Restate the entire listing word for word.

• _Record excerpts_
☆ ☆ ☆ ☆ ☆

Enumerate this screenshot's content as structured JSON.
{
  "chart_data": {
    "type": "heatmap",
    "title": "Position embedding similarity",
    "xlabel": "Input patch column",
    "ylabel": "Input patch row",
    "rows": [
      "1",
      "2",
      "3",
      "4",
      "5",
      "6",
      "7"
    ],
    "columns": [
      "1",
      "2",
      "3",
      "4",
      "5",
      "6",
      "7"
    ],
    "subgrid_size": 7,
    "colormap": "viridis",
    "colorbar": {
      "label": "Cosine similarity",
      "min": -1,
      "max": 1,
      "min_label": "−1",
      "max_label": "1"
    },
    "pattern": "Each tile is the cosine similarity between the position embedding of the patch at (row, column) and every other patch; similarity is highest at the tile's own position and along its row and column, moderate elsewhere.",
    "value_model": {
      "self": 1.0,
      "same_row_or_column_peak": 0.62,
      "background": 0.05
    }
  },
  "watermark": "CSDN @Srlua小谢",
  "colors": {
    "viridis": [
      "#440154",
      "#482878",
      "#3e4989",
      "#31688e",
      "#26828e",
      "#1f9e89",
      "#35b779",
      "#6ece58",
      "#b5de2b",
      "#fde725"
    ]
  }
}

☆ ☆ ☆ ☆ ☆

• _Response to this task_
Enumerate this screenshot's content as structured JSON.
{
  "chart_data": {
    "type": "heatmap",
    "title": "Position embedding similarity",
    "xlabel": "Input patch column",
    "ylabel": "Input patch row",
    "rows": [
      "1",
      "2",
      "3",
      "4",
      "5",
      "6",
      "7"
    ],
    "columns": [
      "1",
      "2",
      "3",
      "4",
      "5",
      "6",
      "7"
    ],
    "subgrid_size": 7,
    "colormap": "viridis",
    "colorbar": {
      "label": "Cosine similarity",
      "min": -1,
      "max": 1,
      "min_label": "−1",
      "max_label": "1"
    },
    "pattern": "Each tile is the cosine similarity between the position embedding of the patch at (row, column) and every other patch; similarity is highest at the tile's own position and along its row and column, moderate elsewhere.",
    "value_model": {
      "self": 1.0,
      "same_row_or_column_peak": 0.62,
      "background": 0.05
    }
  },
  "watermark": "CSDN @Srlua小谢",
  "colors": {
    "viridis": [
      "#440154",
      "#482878",
      "#3e4989",
      "#31688e",
      "#26828e",
      "#1f9e89",
      "#35b779",
      "#6ece58",
      "#b5de2b",
      "#fde725"
    ]
  }
}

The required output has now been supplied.